Objective | Write out every entry exactly as given, but omit the pictures.
■ ■ ■ ■ ■ ■ ■
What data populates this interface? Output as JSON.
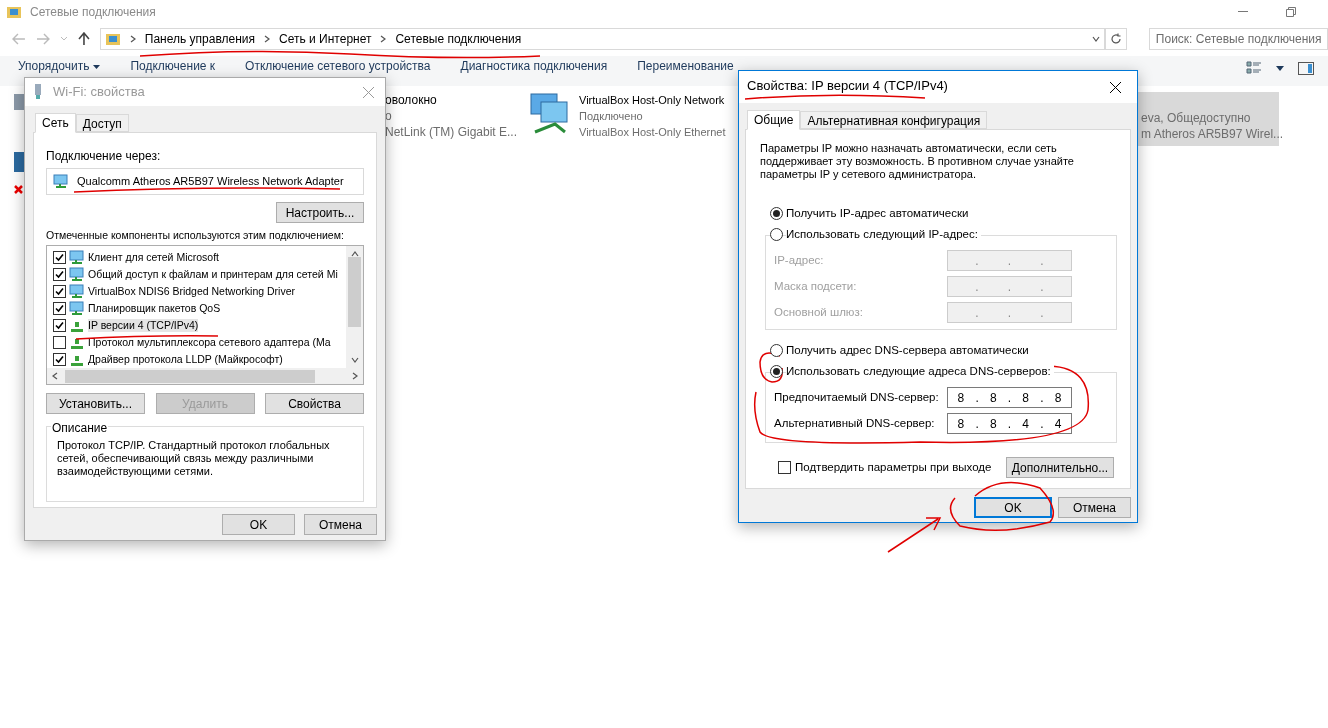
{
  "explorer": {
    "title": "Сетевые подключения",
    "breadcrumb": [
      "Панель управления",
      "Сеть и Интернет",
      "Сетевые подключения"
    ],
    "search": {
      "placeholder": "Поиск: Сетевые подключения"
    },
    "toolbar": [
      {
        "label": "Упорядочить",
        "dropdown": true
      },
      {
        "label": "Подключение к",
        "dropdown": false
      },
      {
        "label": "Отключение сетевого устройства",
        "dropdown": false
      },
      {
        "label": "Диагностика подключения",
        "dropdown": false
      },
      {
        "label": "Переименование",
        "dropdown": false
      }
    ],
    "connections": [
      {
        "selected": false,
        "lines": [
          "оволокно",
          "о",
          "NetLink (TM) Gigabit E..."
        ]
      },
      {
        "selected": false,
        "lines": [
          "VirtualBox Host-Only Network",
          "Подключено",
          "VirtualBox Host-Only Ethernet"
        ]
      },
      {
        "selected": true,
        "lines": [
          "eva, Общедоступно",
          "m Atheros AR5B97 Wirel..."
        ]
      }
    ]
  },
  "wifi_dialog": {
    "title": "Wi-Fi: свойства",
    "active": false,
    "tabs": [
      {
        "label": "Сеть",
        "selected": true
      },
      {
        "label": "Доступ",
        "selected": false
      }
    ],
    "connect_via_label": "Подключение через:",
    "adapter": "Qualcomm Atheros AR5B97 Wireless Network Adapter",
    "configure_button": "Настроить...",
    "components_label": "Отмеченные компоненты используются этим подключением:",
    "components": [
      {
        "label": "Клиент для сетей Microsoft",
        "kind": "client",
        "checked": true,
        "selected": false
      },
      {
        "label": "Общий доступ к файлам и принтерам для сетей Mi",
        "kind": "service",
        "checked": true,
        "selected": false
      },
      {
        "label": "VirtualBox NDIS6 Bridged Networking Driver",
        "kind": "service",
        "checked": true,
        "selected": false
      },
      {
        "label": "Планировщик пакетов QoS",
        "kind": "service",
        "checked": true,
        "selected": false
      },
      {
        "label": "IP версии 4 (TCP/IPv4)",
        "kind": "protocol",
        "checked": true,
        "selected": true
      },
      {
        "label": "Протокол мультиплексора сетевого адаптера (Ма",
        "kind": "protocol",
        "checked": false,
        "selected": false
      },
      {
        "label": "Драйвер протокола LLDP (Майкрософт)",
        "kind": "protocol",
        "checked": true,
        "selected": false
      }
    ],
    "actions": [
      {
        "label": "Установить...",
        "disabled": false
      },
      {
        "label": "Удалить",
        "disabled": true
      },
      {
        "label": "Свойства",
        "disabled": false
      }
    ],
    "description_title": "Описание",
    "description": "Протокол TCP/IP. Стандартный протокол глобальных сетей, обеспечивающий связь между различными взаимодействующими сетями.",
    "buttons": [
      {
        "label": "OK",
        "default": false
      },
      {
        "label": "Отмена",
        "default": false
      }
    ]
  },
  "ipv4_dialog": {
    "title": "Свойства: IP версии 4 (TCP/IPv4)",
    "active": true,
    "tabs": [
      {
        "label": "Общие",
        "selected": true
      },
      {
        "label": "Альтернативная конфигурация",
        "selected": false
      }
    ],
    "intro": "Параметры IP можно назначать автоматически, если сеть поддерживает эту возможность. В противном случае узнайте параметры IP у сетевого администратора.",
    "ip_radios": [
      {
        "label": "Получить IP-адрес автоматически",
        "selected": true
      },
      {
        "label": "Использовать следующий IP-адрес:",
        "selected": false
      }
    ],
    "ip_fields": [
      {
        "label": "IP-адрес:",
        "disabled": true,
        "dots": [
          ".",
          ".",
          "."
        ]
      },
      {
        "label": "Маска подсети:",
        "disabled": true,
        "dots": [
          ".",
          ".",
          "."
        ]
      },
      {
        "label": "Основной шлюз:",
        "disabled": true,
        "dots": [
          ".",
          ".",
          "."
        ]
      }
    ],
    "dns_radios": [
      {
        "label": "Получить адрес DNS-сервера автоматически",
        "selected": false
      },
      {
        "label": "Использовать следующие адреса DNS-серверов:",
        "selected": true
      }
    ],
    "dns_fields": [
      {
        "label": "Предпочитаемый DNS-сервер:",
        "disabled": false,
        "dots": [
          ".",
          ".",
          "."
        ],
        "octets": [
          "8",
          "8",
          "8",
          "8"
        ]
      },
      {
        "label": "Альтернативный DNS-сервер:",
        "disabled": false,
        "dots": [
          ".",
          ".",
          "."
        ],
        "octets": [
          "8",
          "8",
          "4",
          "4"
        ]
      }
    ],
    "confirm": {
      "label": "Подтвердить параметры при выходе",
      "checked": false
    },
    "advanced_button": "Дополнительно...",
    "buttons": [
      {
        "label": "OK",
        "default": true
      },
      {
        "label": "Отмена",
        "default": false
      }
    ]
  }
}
■ ■ ■ ■ ■ ■ ■
Answer for the task |
What data populates this interface? Output as JSON.
{
  "explorer": {
    "title": "Сетевые подключения",
    "breadcrumb": [
      "Панель управления",
      "Сеть и Интернет",
      "Сетевые подключения"
    ],
    "search": {
      "placeholder": "Поиск: Сетевые подключения"
    },
    "toolbar": [
      {
        "label": "Упорядочить",
        "dropdown": true
      },
      {
        "label": "Подключение к",
        "dropdown": false
      },
      {
        "label": "Отключение сетевого устройства",
        "dropdown": false
      },
      {
        "label": "Диагностика подключения",
        "dropdown": false
      },
      {
        "label": "Переименование",
        "dropdown": false
      }
    ],
    "connections": [
      {
        "selected": false,
        "lines": [
          "оволокно",
          "о",
          "NetLink (TM) Gigabit E..."
        ]
      },
      {
        "selected": false,
        "lines": [
          "VirtualBox Host-Only Network",
          "Подключено",
          "VirtualBox Host-Only Ethernet"
        ]
      },
      {
        "selected": true,
        "lines": [
          "eva, Общедоступно",
          "m Atheros AR5B97 Wirel..."
        ]
      }
    ]
  },
  "wifi_dialog": {
    "title": "Wi-Fi: свойства",
    "active": false,
    "tabs": [
      {
        "label": "Сеть",
        "selected": true
      },
      {
        "label": "Доступ",
        "selected": false
      }
    ],
    "connect_via_label": "Подключение через:",
    "adapter": "Qualcomm Atheros AR5B97 Wireless Network Adapter",
    "configure_button": "Настроить...",
    "components_label": "Отмеченные компоненты используются этим подключением:",
    "components": [
      {
        "label": "Клиент для сетей Microsoft",
        "kind": "client",
        "checked": true,
        "selected": false
      },
      {
        "label": "Общий доступ к файлам и принтерам для сетей Mi",
        "kind": "service",
        "checked": true,
        "selected": false
      },
      {
        "label": "VirtualBox NDIS6 Bridged Networking Driver",
        "kind": "service",
        "checked": true,
        "selected": false
      },
      {
        "label": "Планировщик пакетов QoS",
        "kind": "service",
        "checked": true,
        "selected": false
      },
      {
        "label": "IP версии 4 (TCP/IPv4)",
        "kind": "protocol",
        "checked": true,
        "selected": true
      },
      {
        "label": "Протокол мультиплексора сетевого адаптера (Ма",
        "kind": "protocol",
        "checked": false,
        "selected": false
      },
      {
        "label": "Драйвер протокола LLDP (Майкрософт)",
        "kind": "protocol",
        "checked": true,
        "selected": false
      }
    ],
    "actions": [
      {
        "label": "Установить...",
        "disabled": false
      },
      {
        "label": "Удалить",
        "disabled": true
      },
      {
        "label": "Свойства",
        "disabled": false
      }
    ],
    "description_title": "Описание",
    "description": "Протокол TCP/IP. Стандартный протокол глобальных сетей, обеспечивающий связь между различными взаимодействующими сетями.",
    "buttons": [
      {
        "label": "OK",
        "default": false
      },
      {
        "label": "Отмена",
        "default": false
      }
    ]
  },
  "ipv4_dialog": {
    "title": "Свойства: IP версии 4 (TCP/IPv4)",
    "active": true,
    "tabs": [
      {
        "label": "Общие",
        "selected": true
      },
      {
        "label": "Альтернативная конфигурация",
        "selected": false
      }
    ],
    "intro": "Параметры IP можно назначать автоматически, если сеть поддерживает эту возможность. В противном случае узнайте параметры IP у сетевого администратора.",
    "ip_radios": [
      {
        "label": "Получить IP-адрес автоматически",
        "selected": true
      },
      {
        "label": "Использовать следующий IP-адрес:",
        "selected": false
      }
    ],
    "ip_fields": [
      {
        "label": "IP-адрес:",
        "disabled": true,
        "dots": [
          ".",
          ".",
          "."
        ]
      },
      {
        "label": "Маска подсети:",
        "disabled": true,
        "dots": [
          ".",
          ".",
          "."
        ]
      },
      {
        "label": "Основной шлюз:",
        "disabled": true,
        "dots": [
          ".",
          ".",
          "."
        ]
      }
    ],
    "dns_radios": [
      {
        "label": "Получить адрес DNS-сервера автоматически",
        "selected": false
      },
      {
        "label": "Использовать следующие адреса DNS-серверов:",
        "selected": true
      }
    ],
    "dns_fields": [
      {
        "label": "Предпочитаемый DNS-сервер:",
        "disabled": false,
        "dots": [
          ".",
          ".",
          "."
        ],
        "octets": [
          "8",
          "8",
          "8",
          "8"
        ]
      },
      {
        "label": "Альтернативный DNS-сервер:",
        "disabled": false,
        "dots": [
          ".",
          ".",
          "."
        ],
        "octets": [
          "8",
          "8",
          "4",
          "4"
        ]
      }
    ],
    "confirm": {
      "label": "Подтвердить параметры при выходе",
      "checked": false
    },
    "advanced_button": "Дополнительно...",
    "buttons": [
      {
        "label": "OK",
        "default": true
      },
      {
        "label": "Отмена",
        "default": false
      }
    ]
  }
}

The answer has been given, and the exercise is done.